* Start GIVEN RECORDS *

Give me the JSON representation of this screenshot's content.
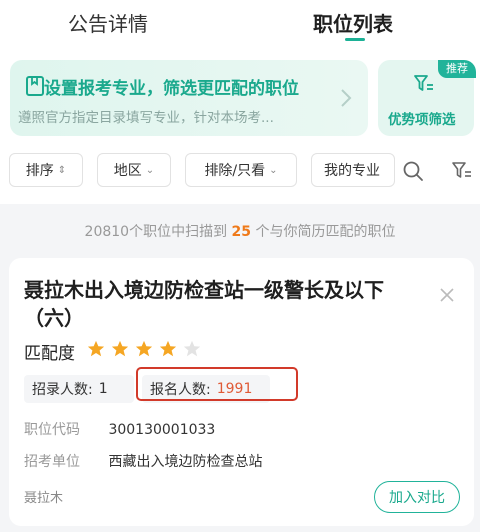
{
  "tabs": [
    {
      "label": "公告详情"
    },
    {
      "label": "职位列表"
    }
  ],
  "banner": {
    "title": "设置报考专业，筛选更匹配的职位",
    "subtitle": "遵照官方指定目录填写专业，针对本场考..."
  },
  "advantage": {
    "badge": "推荐",
    "label": "优势项筛选"
  },
  "filters": {
    "sort": "排序",
    "region": "地区",
    "exclude": "排除/只看",
    "major": "我的专业"
  },
  "scan": {
    "prefix": "20810个职位中扫描到",
    "count": "25",
    "suffix": "个与你简历匹配的职位"
  },
  "job": {
    "title": "聂拉木出入境边防检查站一级警长及以下（六）",
    "match_label": "匹配度",
    "match_stars": 4,
    "match_max": 5,
    "recruit_label": "招录人数:",
    "recruit_count": "1",
    "applied_label": "报名人数:",
    "applied_count": "1991",
    "code_label": "职位代码",
    "code_value": "300130001033",
    "unit_label": "招考单位",
    "unit_value": "西藏出入境边防检查总站",
    "location": "聂拉木",
    "compare_button": "加入对比"
  },
  "colors": {
    "accent": "#1aa98d",
    "star": "#f5a623",
    "highlight": "#ef7a1a",
    "annotation": "#d23a2a"
  }
}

* End GIVEN RECORDS *

§ **TASK STATEMENT**: Leave the images out and output the remaining material exactly as it stands.

§ **OUTPUT OF THE TASK**:
Give me the JSON representation of this screenshot's content.
{
  "tabs": [
    {
      "label": "公告详情"
    },
    {
      "label": "职位列表"
    }
  ],
  "banner": {
    "title": "设置报考专业，筛选更匹配的职位",
    "subtitle": "遵照官方指定目录填写专业，针对本场考..."
  },
  "advantage": {
    "badge": "推荐",
    "label": "优势项筛选"
  },
  "filters": {
    "sort": "排序",
    "region": "地区",
    "exclude": "排除/只看",
    "major": "我的专业"
  },
  "scan": {
    "prefix": "20810个职位中扫描到",
    "count": "25",
    "suffix": "个与你简历匹配的职位"
  },
  "job": {
    "title": "聂拉木出入境边防检查站一级警长及以下（六）",
    "match_label": "匹配度",
    "match_stars": 4,
    "match_max": 5,
    "recruit_label": "招录人数:",
    "recruit_count": "1",
    "applied_label": "报名人数:",
    "applied_count": "1991",
    "code_label": "职位代码",
    "code_value": "300130001033",
    "unit_label": "招考单位",
    "unit_value": "西藏出入境边防检查总站",
    "location": "聂拉木",
    "compare_button": "加入对比"
  },
  "colors": {
    "accent": "#1aa98d",
    "star": "#f5a623",
    "highlight": "#ef7a1a",
    "annotation": "#d23a2a"
  }
}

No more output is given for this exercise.